======== Supplied data ========

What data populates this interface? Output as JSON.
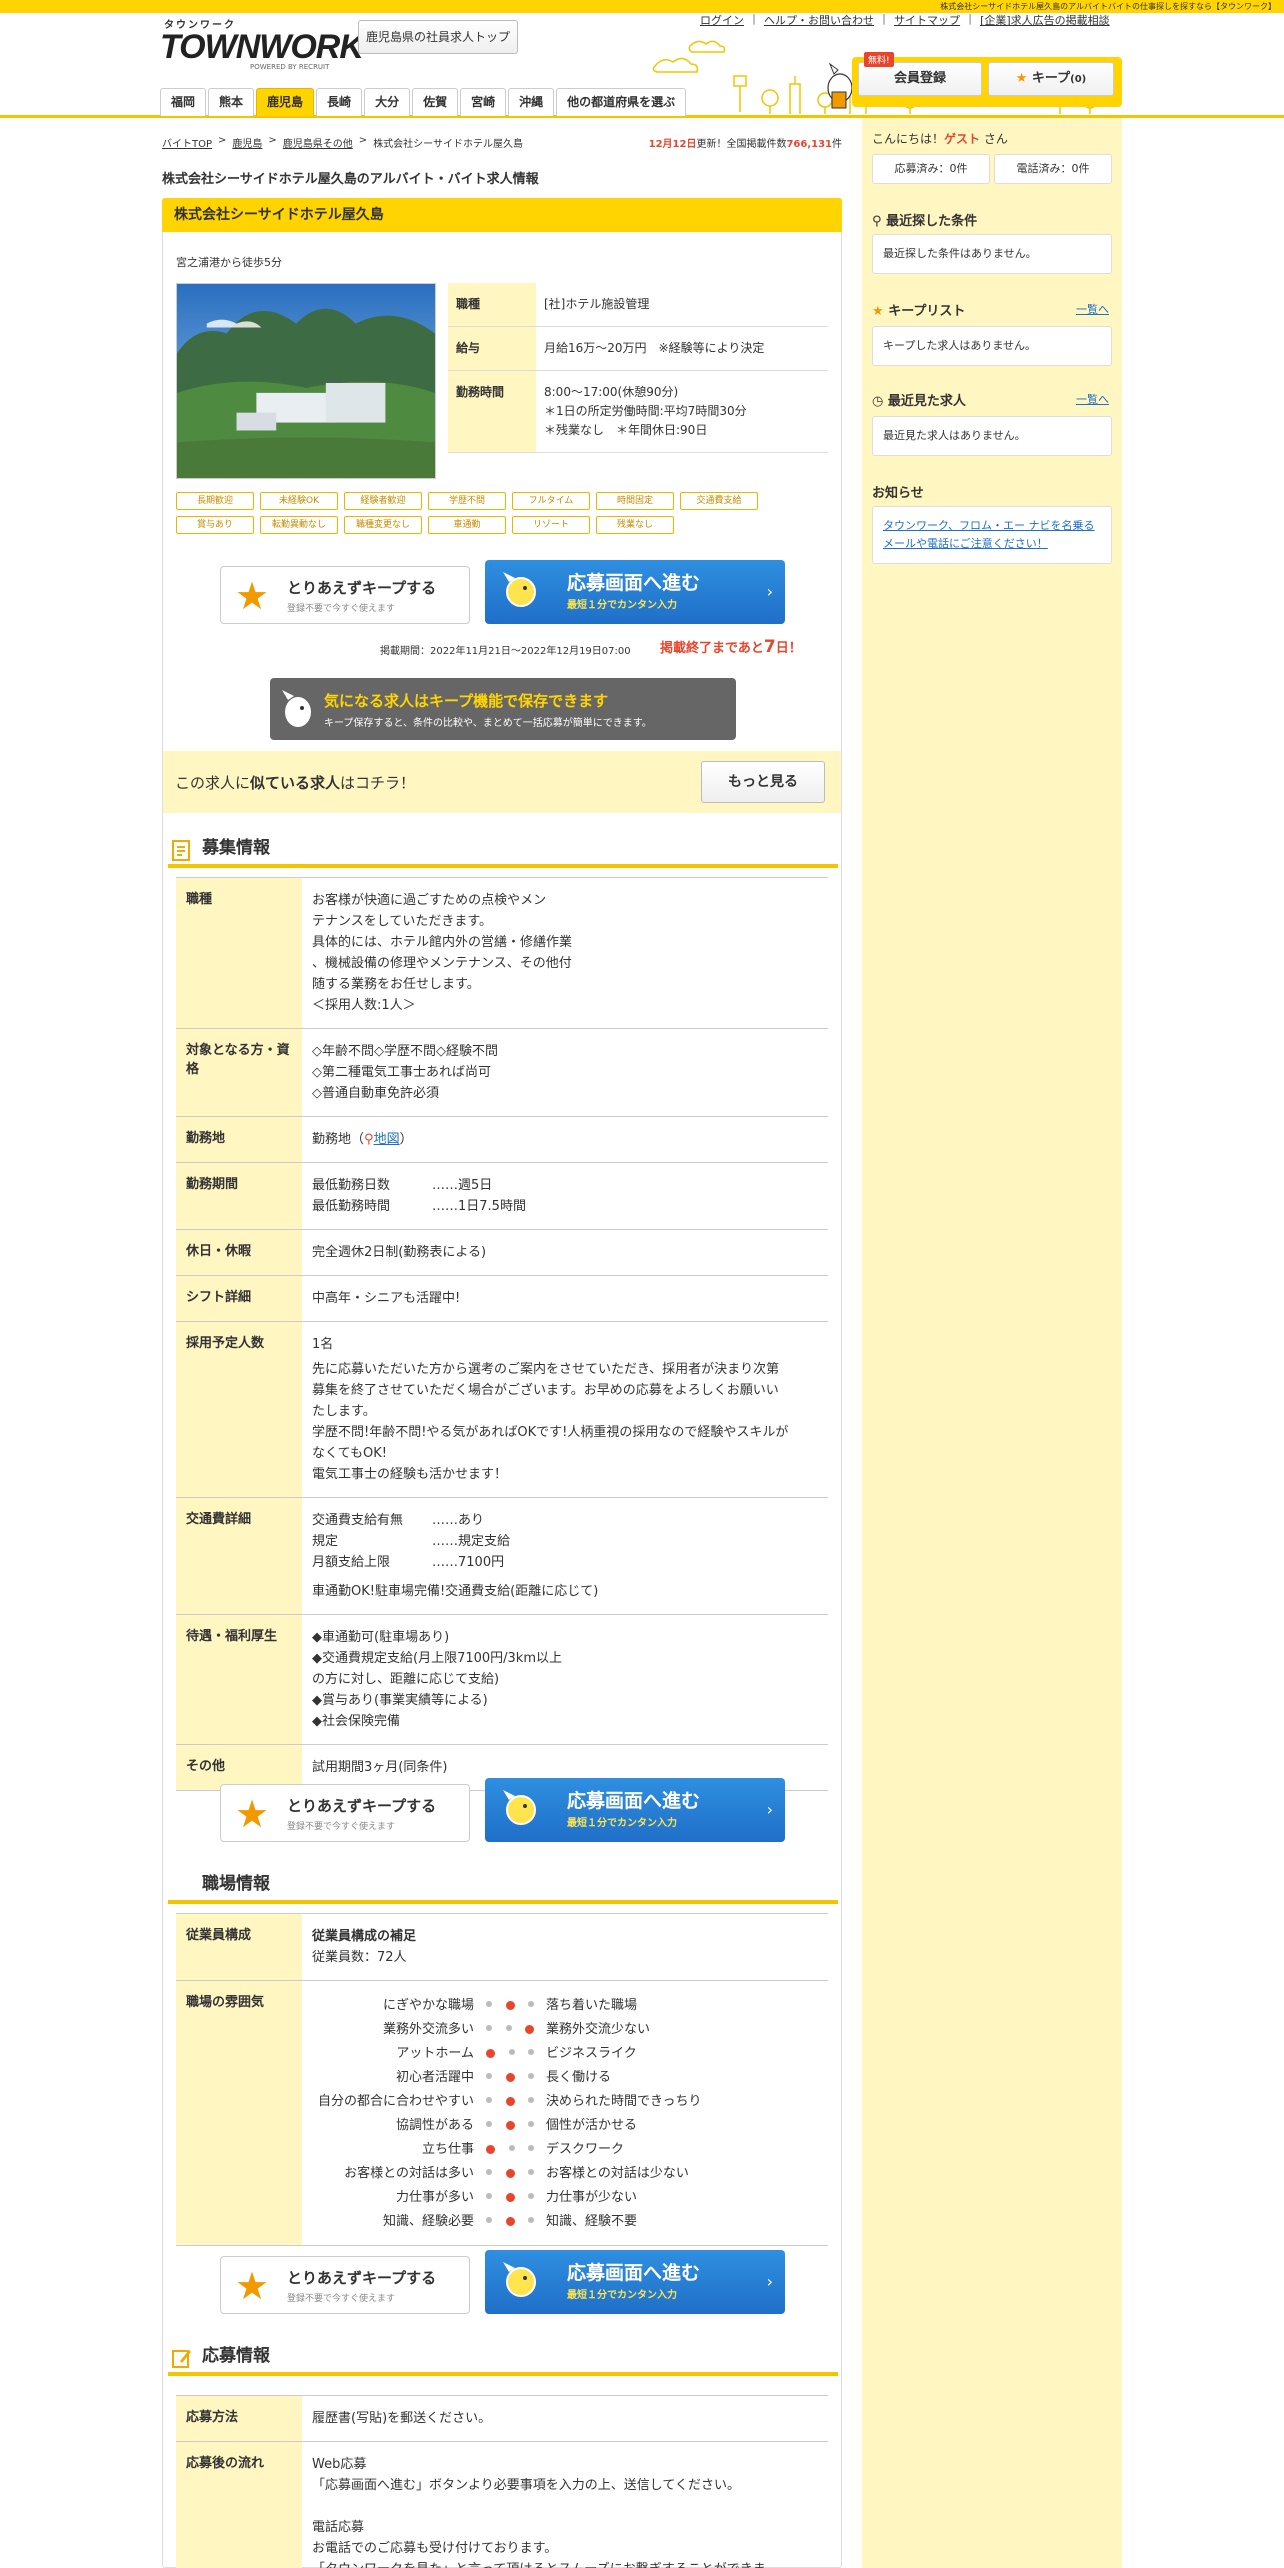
{
  "topbar": "株式会社シーサイドホテル屋久島のアルバイトバイトの仕事探しを探すなら【タウンワーク】",
  "logo": {
    "kana": "タウンワーク",
    "main": "TOWNWORK",
    "powered": "POWERED BY RECRUIT"
  },
  "area_top": "鹿児島県の社員求人トップ",
  "top_links": [
    "ログイン",
    "ヘルプ・お問い合わせ",
    "サイトマップ",
    "[企業]求人広告の掲載相談"
  ],
  "nav": [
    "福岡",
    "熊本",
    "鹿児島",
    "長崎",
    "大分",
    "佐賀",
    "宮崎",
    "沖縄",
    "他の都道府県を選ぶ"
  ],
  "member": {
    "free": "無料!",
    "register": "会員登録",
    "keep": "キープ",
    "keep_count": "(0)"
  },
  "breadcrumb": [
    "バイトTOP",
    "鹿児島",
    "鹿児島県その他",
    "株式会社シーサイドホテル屋久島"
  ],
  "update": {
    "date": "12月12日",
    "text1": "更新！全国掲載件数",
    "count": "766,131",
    "text2": "件"
  },
  "page_title": "株式会社シーサイドホテル屋久島のアルバイト・バイト求人情報",
  "company": "株式会社シーサイドホテル屋久島",
  "access": "宮之浦港から徒歩5分",
  "summary": [
    {
      "k": "職種",
      "v": "[社]ホテル施設管理"
    },
    {
      "k": "給与",
      "v": "月給16万～20万円　※経験等により決定"
    },
    {
      "k": "勤務時間",
      "v1": "8:00～17:00(休憩90分)",
      "v2": "＊1日の所定労働時間:平均7時間30分",
      "v3": "＊残業なし　＊年間休日:90日"
    }
  ],
  "tags": [
    "長期歓迎",
    "未経験OK",
    "経験者歓迎",
    "学歴不問",
    "フルタイム",
    "時間固定",
    "交通費支給",
    "賞与あり",
    "転勤異動なし",
    "職種変更なし",
    "車通勤",
    "リゾート",
    "残業なし"
  ],
  "keep_btn": {
    "title": "とりあえずキープする",
    "sub": "登録不要で今すぐ使えます"
  },
  "apply_btn": {
    "title": "応募画面へ進む",
    "sub": "最短１分でカンタン入力"
  },
  "period": "掲載期間：2022年11月21日～2022年12月19日07:00",
  "remain": {
    "pre": "掲載終了まであと",
    "num": "7",
    "post": "日！"
  },
  "keep_banner": {
    "title": "気になる求人はキープ機能で保存できます",
    "sub": "キープ保存すると、条件の比較や、まとめて一括応募が簡単にできます。"
  },
  "similar": {
    "pre": "この求人に",
    "bold": "似ている求人",
    "post": "はコチラ！",
    "btn": "もっと見る"
  },
  "sections": {
    "recruit": "募集情報",
    "workplace": "職場情報",
    "apply": "応募情報"
  },
  "recruit": {
    "job_k": "職種",
    "job_v": [
      "お客様が快適に過ごすための点検やメン",
      "テナンスをしていただきます。",
      "具体的には、ホテル館内外の営繕・修繕作業",
      "、機械設備の修理やメンテナンス、その他付",
      "随する業務をお任せします。",
      "＜採用人数:1人＞"
    ],
    "target_k": "対象となる方・資格",
    "target_v": [
      "◇年齢不問◇学歴不問◇経験不問",
      "◇第二種電気工事士あれば尚可",
      "◇普通自動車免許必須"
    ],
    "place_k": "勤務地",
    "place_v": "勤務地",
    "place_map": "地図",
    "term_k": "勤務期間",
    "term": [
      {
        "a": "最低勤務日数",
        "b": "……週5日"
      },
      {
        "a": "最低勤務時間",
        "b": "……1日7.5時間"
      }
    ],
    "holiday_k": "休日・休暇",
    "holiday_v": "完全週休2日制(勤務表による)",
    "shift_k": "シフト詳細",
    "shift_v": "中高年・シニアも活躍中!",
    "hire_k": "採用予定人数",
    "hire_v": [
      "1名",
      "先に応募いただいた方から選考のご案内をさせていただき、採用者が決まり次第",
      "募集を終了させていただく場合がございます。お早めの応募をよろしくお願いい",
      "たします。",
      "学歴不問!年齢不問!やる気があればOKです!人柄重視の採用なので経験やスキルが",
      "なくてもOK!",
      "電気工事士の経験も活かせます！"
    ],
    "trans_k": "交通費詳細",
    "trans": [
      {
        "a": "交通費支給有無",
        "b": "……あり"
      },
      {
        "a": "規定",
        "b": "……規定支給"
      },
      {
        "a": "月額支給上限",
        "b": "……7100円"
      }
    ],
    "trans_note": "車通勤OK!駐車場完備!交通費支給(距離に応じて)",
    "benefit_k": "待遇・福利厚生",
    "benefit_v": [
      "◆車通勤可(駐車場あり)",
      "◆交通費規定支給(月上限7100円/3km以上",
      "の方に対し、距離に応じて支給)",
      "◆賞与あり(事業実績等による)",
      "◆社会保険完備"
    ],
    "other_k": "その他",
    "other_v": "試用期間3ヶ月(同条件)"
  },
  "workplace": {
    "staff_k": "従業員構成",
    "staff_title": "従業員構成の補足",
    "staff_v": "従業員数：72人",
    "mood_k": "職場の雰囲気",
    "moods": [
      {
        "l": "にぎやかな職場",
        "r": "落ち着いた職場",
        "pos": 1
      },
      {
        "l": "業務外交流多い",
        "r": "業務外交流少ない",
        "pos": 2
      },
      {
        "l": "アットホーム",
        "r": "ビジネスライク",
        "pos": 0
      },
      {
        "l": "初心者活躍中",
        "r": "長く働ける",
        "pos": 1
      },
      {
        "l": "自分の都合に合わせやすい",
        "r": "決められた時間できっちり",
        "pos": 1
      },
      {
        "l": "協調性がある",
        "r": "個性が活かせる",
        "pos": 1
      },
      {
        "l": "立ち仕事",
        "r": "デスクワーク",
        "pos": 0
      },
      {
        "l": "お客様との対話は多い",
        "r": "お客様との対話は少ない",
        "pos": 1
      },
      {
        "l": "力仕事が多い",
        "r": "力仕事が少ない",
        "pos": 1
      },
      {
        "l": "知識、経験必要",
        "r": "知識、経験不要",
        "pos": 1
      }
    ]
  },
  "apply": {
    "method_k": "応募方法",
    "method_v": "履歴書(写貼)を郵送ください。",
    "flow_k": "応募後の流れ",
    "flow_v": [
      "Web応募",
      "「応募画面へ進む」ボタンより必要事項を入力の上、送信してください。",
      "",
      "電話応募",
      "お電話でのご応募も受け付けております。",
      "「タウンワークを見た」と言って頂けるとスムーズにお繋ぎすることができま"
    ]
  },
  "sidebar": {
    "hello": "こんにちは！",
    "guest": "ゲスト",
    "san": "さん",
    "applied": "応募済み：0件",
    "called": "電話済み：0件",
    "recent_cond": "最近探した条件",
    "recent_cond_v": "最近探した条件はありません。",
    "keep_list": "キープリスト",
    "keep_more": "一覧へ",
    "keep_v": "キープした求人はありません。",
    "recent_view": "最近見た求人",
    "view_more": "一覧へ",
    "view_v": "最近見た求人はありません。",
    "notice": "お知らせ",
    "notice_v": "タウンワーク、フロム・エー ナビを名乗るメールや電話にご注意ください！"
  }
}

========

▸ Given instruction: Search the records above for "年齢不問". Copy each line where it is found.

▸ Exercise output:
      "◇年齢不問◇学歴不問◇経験不問",
      "学歴不問!年齢不問!やる気があればOKです!人柄重視の採用なので経験やスキルが",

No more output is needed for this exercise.